==== GIVEN RECORDS ====
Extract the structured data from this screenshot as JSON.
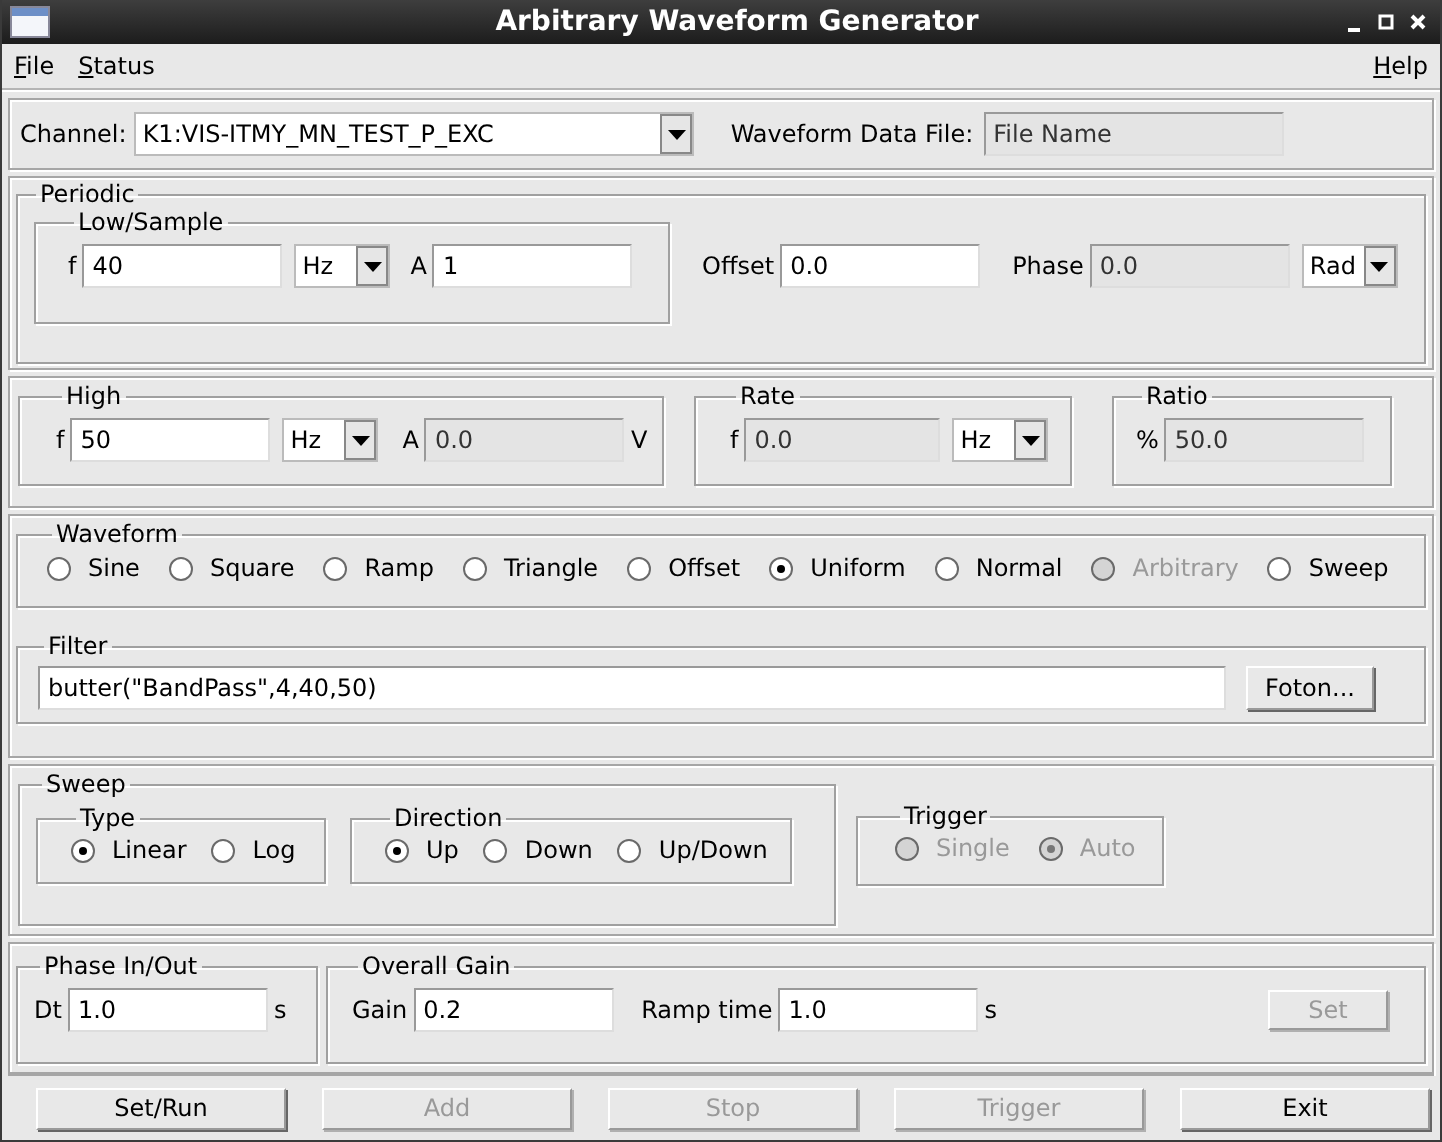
{
  "window": {
    "title": "Arbitrary Waveform Generator"
  },
  "menu": [
    {
      "label": "File"
    },
    {
      "label": "Status"
    },
    {
      "label": "Help"
    }
  ],
  "channel": {
    "label": "Channel:",
    "dropdown": "K1:VIS-ITMY_MN_TEST_P_EXC"
  },
  "waveform_file": {
    "label": "Waveform Data File:",
    "value": "File Name",
    "disabled": true
  },
  "periodic": {
    "title": "Periodic",
    "low_sample": {
      "title": "Low/Sample",
      "fields": [
        {
          "label": "f",
          "value": "40",
          "disabled": false,
          "dropdown": "Hz"
        },
        {
          "label": "A",
          "value": "1",
          "disabled": false
        }
      ]
    },
    "fields": [
      {
        "label": "Offset",
        "value": "0.0",
        "disabled": false
      },
      {
        "label": "Phase",
        "value": "0.0",
        "disabled": true,
        "dropdown": "Rad"
      }
    ]
  },
  "high": {
    "title": "High",
    "fields": [
      {
        "label": "f",
        "value": "50",
        "disabled": false,
        "dropdown": "Hz"
      },
      {
        "label": "A",
        "value": "0.0",
        "disabled": true,
        "unit": "V"
      }
    ]
  },
  "rate": {
    "title": "Rate",
    "fields": [
      {
        "label": "f",
        "value": "0.0",
        "disabled": true,
        "dropdown": "Hz"
      }
    ]
  },
  "ratio": {
    "title": "Ratio",
    "fields": [
      {
        "label": "%",
        "value": "50.0",
        "disabled": true
      }
    ]
  },
  "waveform": {
    "title": "Waveform",
    "options": [
      {
        "label": "Sine",
        "selected": false,
        "disabled": false
      },
      {
        "label": "Square",
        "selected": false,
        "disabled": false
      },
      {
        "label": "Ramp",
        "selected": false,
        "disabled": false
      },
      {
        "label": "Triangle",
        "selected": false,
        "disabled": false
      },
      {
        "label": "Offset",
        "selected": false,
        "disabled": false
      },
      {
        "label": "Uniform",
        "selected": true,
        "disabled": false
      },
      {
        "label": "Normal",
        "selected": false,
        "disabled": false
      },
      {
        "label": "Arbitrary",
        "selected": false,
        "disabled": true
      },
      {
        "label": "Sweep",
        "selected": false,
        "disabled": false
      }
    ]
  },
  "filter": {
    "title": "Filter",
    "value": "butter(\"BandPass\",4,40,50)",
    "button": {
      "label": "Foton...",
      "disabled": false
    }
  },
  "sweep": {
    "title": "Sweep",
    "type": {
      "title": "Type",
      "options": [
        {
          "label": "Linear",
          "selected": true
        },
        {
          "label": "Log",
          "selected": false
        }
      ]
    },
    "direction": {
      "title": "Direction",
      "options": [
        {
          "label": "Up",
          "selected": true
        },
        {
          "label": "Down",
          "selected": false
        },
        {
          "label": "Up/Down",
          "selected": false
        }
      ]
    }
  },
  "trigger": {
    "title": "Trigger",
    "options": [
      {
        "label": "Single",
        "selected": false,
        "disabled": true
      },
      {
        "label": "Auto",
        "selected": true,
        "disabled": true
      }
    ]
  },
  "phase_in_out": {
    "title": "Phase In/Out",
    "fields": [
      {
        "label": "Dt",
        "value": "1.0",
        "disabled": false,
        "unit": "s"
      }
    ]
  },
  "overall_gain": {
    "title": "Overall Gain",
    "fields": [
      {
        "label": "Gain",
        "value": "0.2",
        "disabled": false
      },
      {
        "label": "Ramp time",
        "value": "1.0",
        "disabled": false,
        "unit": "s"
      }
    ],
    "button": {
      "label": "Set",
      "disabled": true
    }
  },
  "buttons": [
    {
      "label": "Set/Run",
      "disabled": false
    },
    {
      "label": "Add",
      "disabled": true
    },
    {
      "label": "Stop",
      "disabled": true
    },
    {
      "label": "Trigger",
      "disabled": true
    },
    {
      "label": "Exit",
      "disabled": false
    }
  ]
}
====
* _WHAT IS NEEDED_
Copy the records exactly as they appear, excluding images.

* _FINAL ANSWER_
Extract the structured data from this screenshot as JSON.
{
  "window": {
    "title": "Arbitrary Waveform Generator"
  },
  "menu": [
    {
      "label": "File"
    },
    {
      "label": "Status"
    },
    {
      "label": "Help"
    }
  ],
  "channel": {
    "label": "Channel:",
    "dropdown": "K1:VIS-ITMY_MN_TEST_P_EXC"
  },
  "waveform_file": {
    "label": "Waveform Data File:",
    "value": "File Name",
    "disabled": true
  },
  "periodic": {
    "title": "Periodic",
    "low_sample": {
      "title": "Low/Sample",
      "fields": [
        {
          "label": "f",
          "value": "40",
          "disabled": false,
          "dropdown": "Hz"
        },
        {
          "label": "A",
          "value": "1",
          "disabled": false
        }
      ]
    },
    "fields": [
      {
        "label": "Offset",
        "value": "0.0",
        "disabled": false
      },
      {
        "label": "Phase",
        "value": "0.0",
        "disabled": true,
        "dropdown": "Rad"
      }
    ]
  },
  "high": {
    "title": "High",
    "fields": [
      {
        "label": "f",
        "value": "50",
        "disabled": false,
        "dropdown": "Hz"
      },
      {
        "label": "A",
        "value": "0.0",
        "disabled": true,
        "unit": "V"
      }
    ]
  },
  "rate": {
    "title": "Rate",
    "fields": [
      {
        "label": "f",
        "value": "0.0",
        "disabled": true,
        "dropdown": "Hz"
      }
    ]
  },
  "ratio": {
    "title": "Ratio",
    "fields": [
      {
        "label": "%",
        "value": "50.0",
        "disabled": true
      }
    ]
  },
  "waveform": {
    "title": "Waveform",
    "options": [
      {
        "label": "Sine",
        "selected": false,
        "disabled": false
      },
      {
        "label": "Square",
        "selected": false,
        "disabled": false
      },
      {
        "label": "Ramp",
        "selected": false,
        "disabled": false
      },
      {
        "label": "Triangle",
        "selected": false,
        "disabled": false
      },
      {
        "label": "Offset",
        "selected": false,
        "disabled": false
      },
      {
        "label": "Uniform",
        "selected": true,
        "disabled": false
      },
      {
        "label": "Normal",
        "selected": false,
        "disabled": false
      },
      {
        "label": "Arbitrary",
        "selected": false,
        "disabled": true
      },
      {
        "label": "Sweep",
        "selected": false,
        "disabled": false
      }
    ]
  },
  "filter": {
    "title": "Filter",
    "value": "butter(\"BandPass\",4,40,50)",
    "button": {
      "label": "Foton...",
      "disabled": false
    }
  },
  "sweep": {
    "title": "Sweep",
    "type": {
      "title": "Type",
      "options": [
        {
          "label": "Linear",
          "selected": true
        },
        {
          "label": "Log",
          "selected": false
        }
      ]
    },
    "direction": {
      "title": "Direction",
      "options": [
        {
          "label": "Up",
          "selected": true
        },
        {
          "label": "Down",
          "selected": false
        },
        {
          "label": "Up/Down",
          "selected": false
        }
      ]
    }
  },
  "trigger": {
    "title": "Trigger",
    "options": [
      {
        "label": "Single",
        "selected": false,
        "disabled": true
      },
      {
        "label": "Auto",
        "selected": true,
        "disabled": true
      }
    ]
  },
  "phase_in_out": {
    "title": "Phase In/Out",
    "fields": [
      {
        "label": "Dt",
        "value": "1.0",
        "disabled": false,
        "unit": "s"
      }
    ]
  },
  "overall_gain": {
    "title": "Overall Gain",
    "fields": [
      {
        "label": "Gain",
        "value": "0.2",
        "disabled": false
      },
      {
        "label": "Ramp time",
        "value": "1.0",
        "disabled": false,
        "unit": "s"
      }
    ],
    "button": {
      "label": "Set",
      "disabled": true
    }
  },
  "buttons": [
    {
      "label": "Set/Run",
      "disabled": false
    },
    {
      "label": "Add",
      "disabled": true
    },
    {
      "label": "Stop",
      "disabled": true
    },
    {
      "label": "Trigger",
      "disabled": true
    },
    {
      "label": "Exit",
      "disabled": false
    }
  ]
}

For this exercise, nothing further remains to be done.